Data entries for graphics
-- Begin --
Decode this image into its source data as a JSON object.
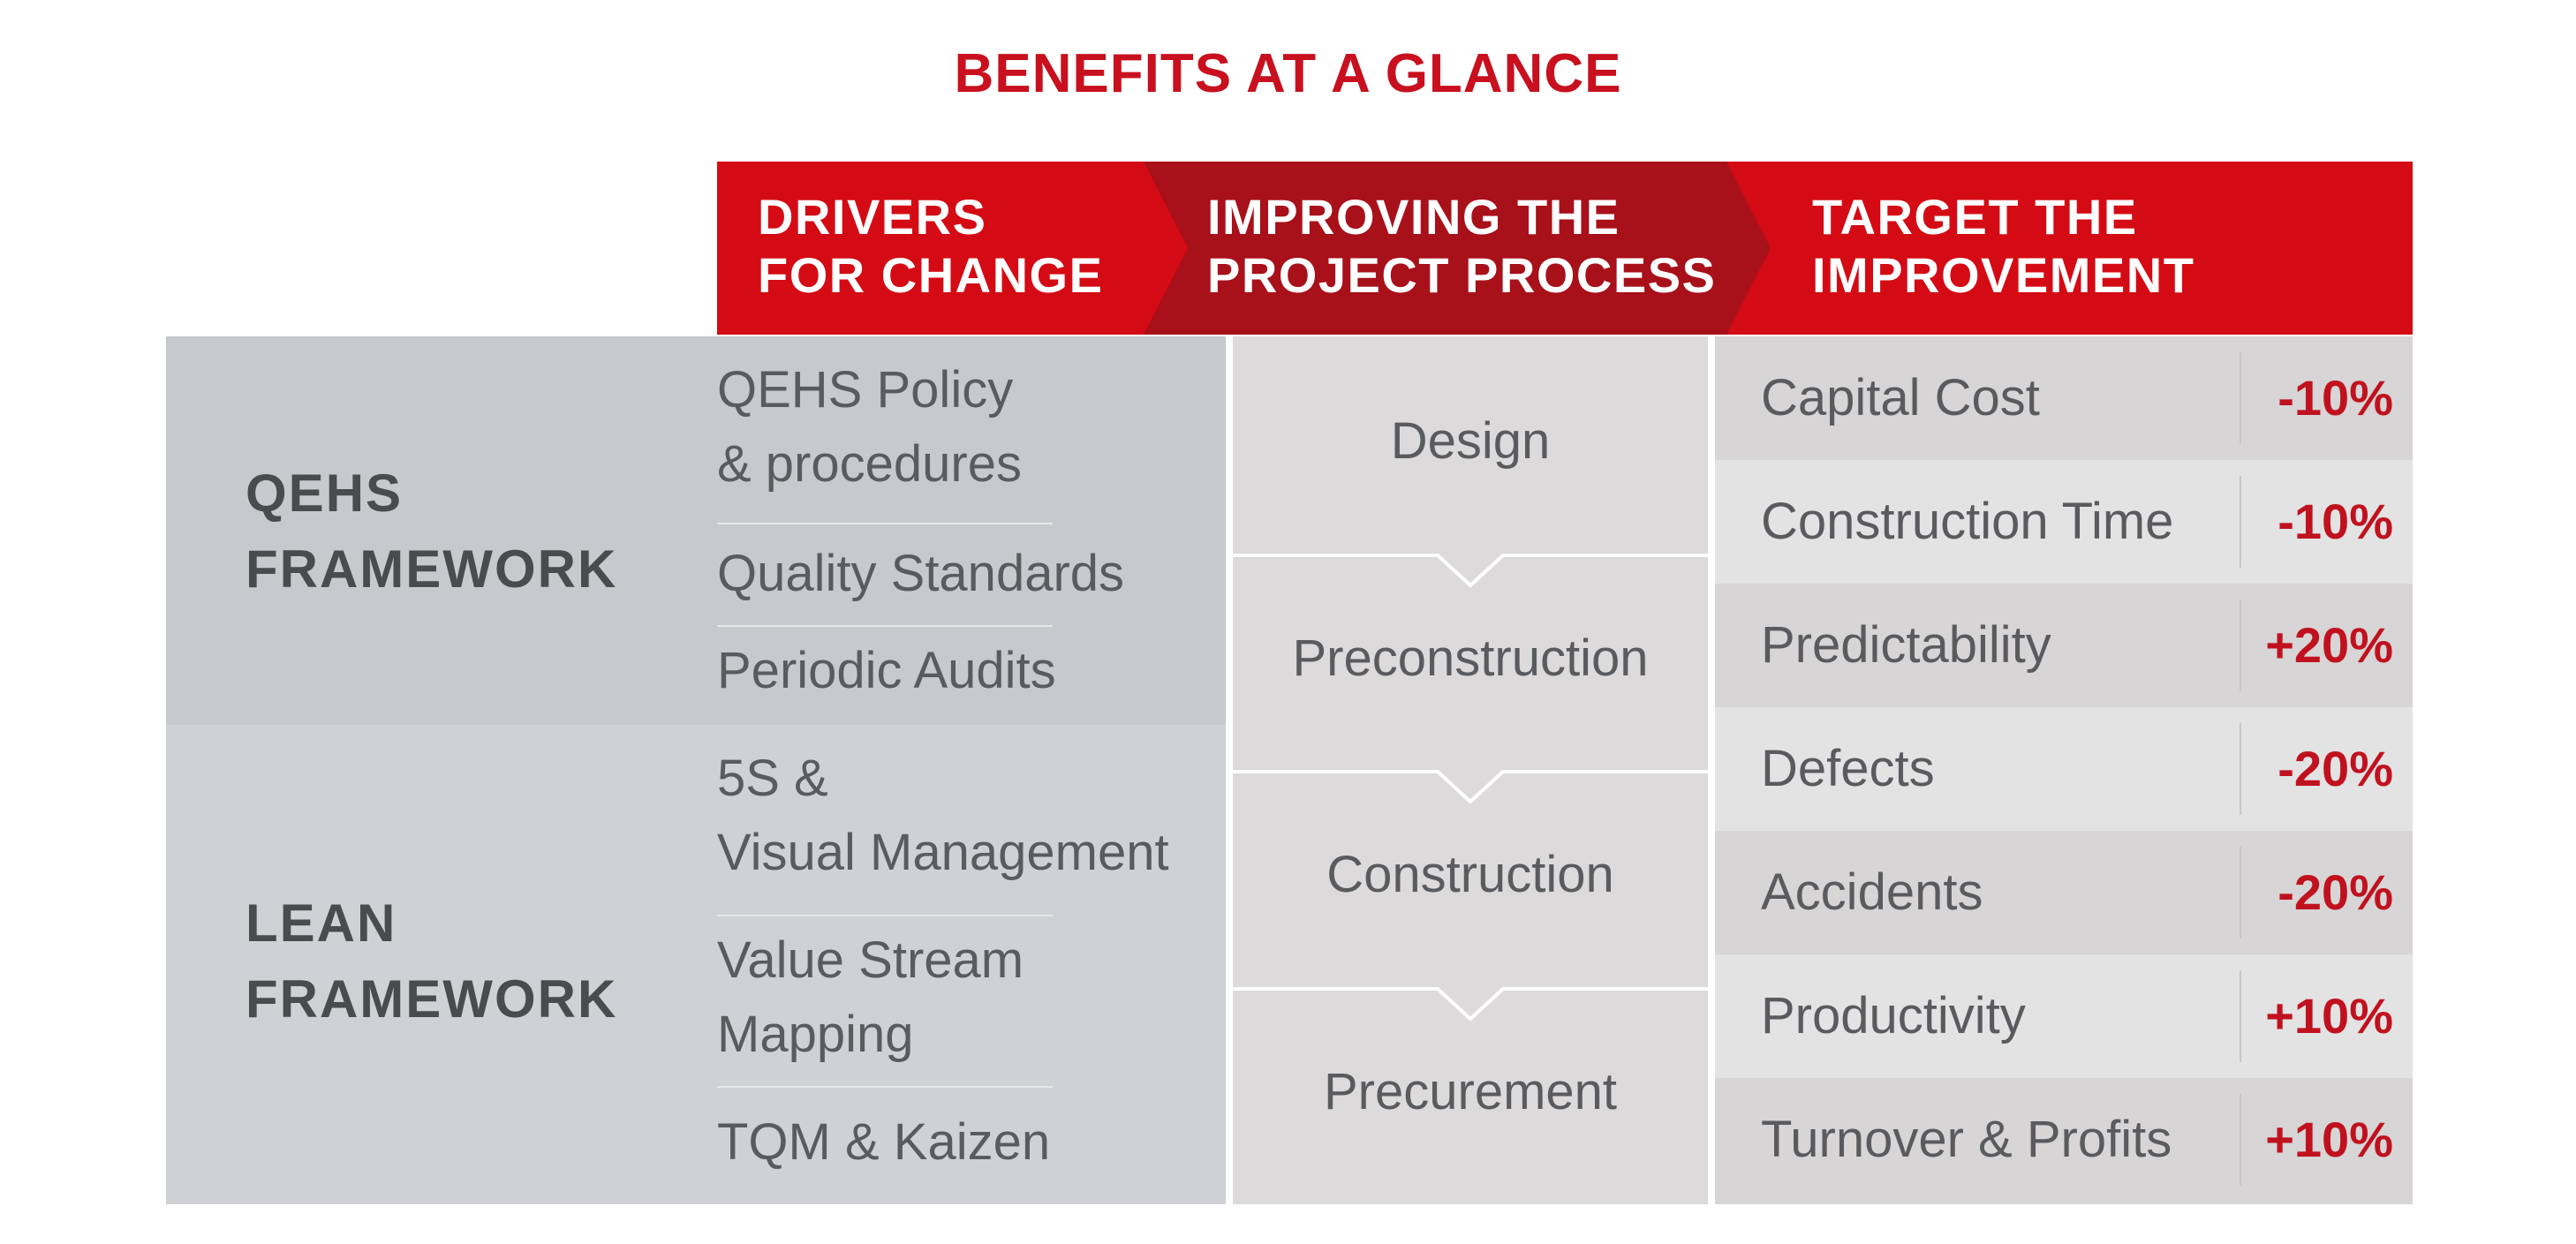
{
  "title": "BENEFITS AT A GLANCE",
  "colors": {
    "brand_red": "#d40b14",
    "dark_red": "#a8101a",
    "value_red": "#c0121e",
    "framework_gray": "#c7c9cc",
    "text_gray": "#5a5b5e"
  },
  "header": {
    "drivers": "DRIVERS\nFOR CHANGE",
    "process": "IMPROVING THE\nPROJECT PROCESS",
    "target": "TARGET THE\nIMPROVEMENT"
  },
  "frameworks": [
    {
      "label": "QEHS\nFRAMEWORK",
      "drivers": [
        "QEHS Policy\n& procedures",
        "Quality Standards",
        "Periodic Audits"
      ]
    },
    {
      "label": "LEAN\nFRAMEWORK",
      "drivers": [
        "5S &\nVisual Management",
        "Value Stream\nMapping",
        "TQM & Kaizen"
      ]
    }
  ],
  "process_steps": [
    "Design",
    "Preconstruction",
    "Construction",
    "Precurement"
  ],
  "improvements": [
    {
      "label": "Capital Cost",
      "value": "-10%"
    },
    {
      "label": "Construction Time",
      "value": "-10%"
    },
    {
      "label": "Predictability",
      "value": "+20%"
    },
    {
      "label": "Defects",
      "value": "-20%"
    },
    {
      "label": "Accidents",
      "value": "-20%"
    },
    {
      "label": "Productivity",
      "value": "+10%"
    },
    {
      "label": "Turnover & Profits",
      "value": "+10%"
    }
  ]
}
-- End --
Task prompt >> Scan the material above. Copy each line where "label" occurs.

The completed task >>
      "label": "QEHS\nFRAMEWORK",
      "label": "LEAN\nFRAMEWORK",
      "label": "Capital Cost",
      "label": "Construction Time",
      "label": "Predictability",
      "label": "Defects",
      "label": "Accidents",
      "label": "Productivity",
      "label": "Turnover & Profits",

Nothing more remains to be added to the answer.